— Begin DATASET RECORDS —

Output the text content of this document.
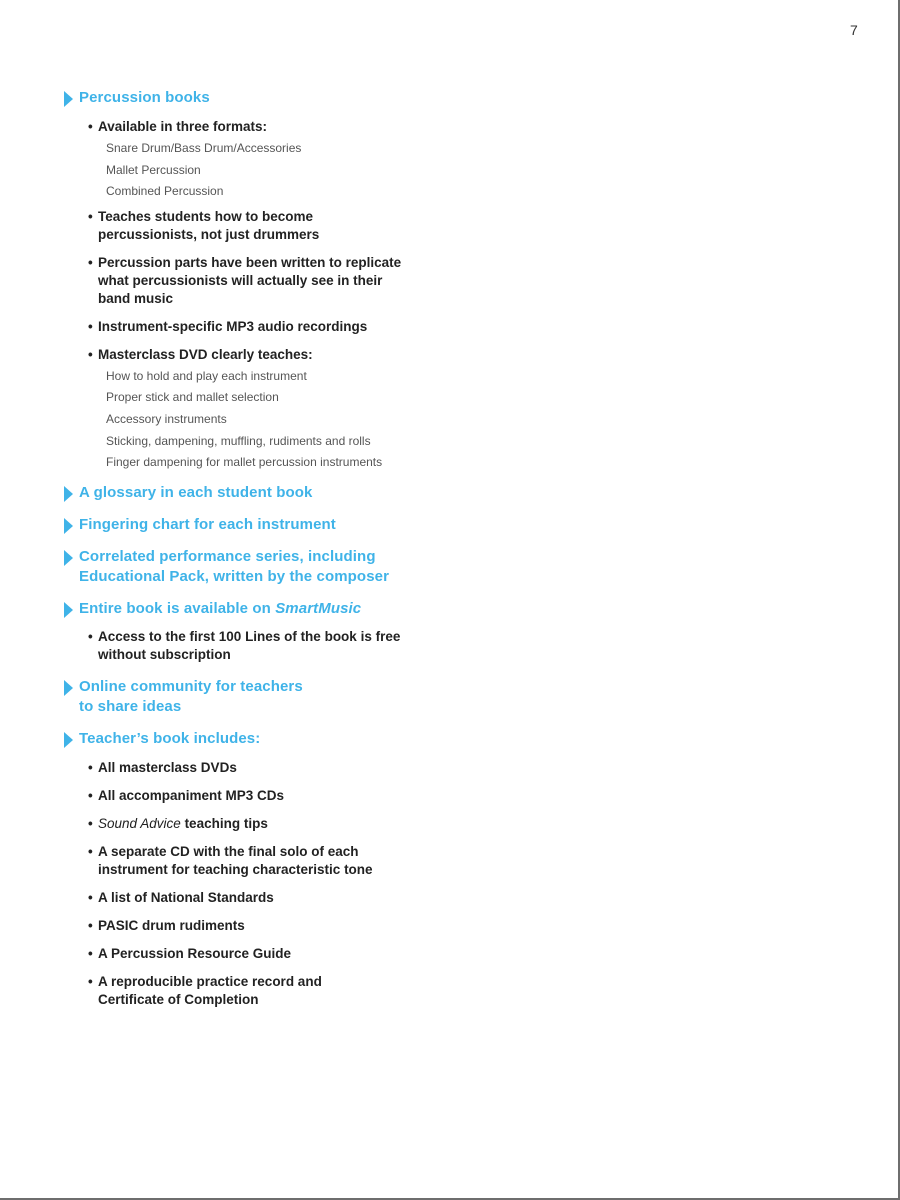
7
Percussion books
• Available in three formats:
Snare Drum/Bass Drum/Accessories
Mallet Percussion
Combined Percussion
• Teaches students how to become
percussionists, not just drummers
• Percussion parts have been written to replicate
what percussionists will actually see in their
band music
• Instrument-specific MP3 audio recordings
• Masterclass DVD clearly teaches:
How to hold and play each instrument
Proper stick and mallet selection
Accessory instruments
Sticking, dampening, muffling, rudiments and rolls
Finger dampening for mallet percussion instruments
A glossary in each student book
Fingering chart for each instrument
Correlated performance series, including
Educational Pack, written by the composer
Entire book is available on SmartMusic
• Access to the first 100 Lines of the book is free
without subscription
Online community for teachers
to share ideas
Teacher’s book includes:
• All masterclass DVDs
• All accompaniment MP3 CDs
• Sound Advice teaching tips
• A separate CD with the final solo of each
instrument for teaching characteristic tone
• A list of National Standards
• PASIC drum rudiments
• A Percussion Resource Guide
• A reproducible practice record and
Certificate of Completion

— End DATASET RECORDS —

*AIM OF THE EXERCISE:* Gather from the entries above all lines that include the string "instruments".

*SOLUTION TO THIS EXERCISE:*
Accessory instruments
Finger dampening for mallet percussion instruments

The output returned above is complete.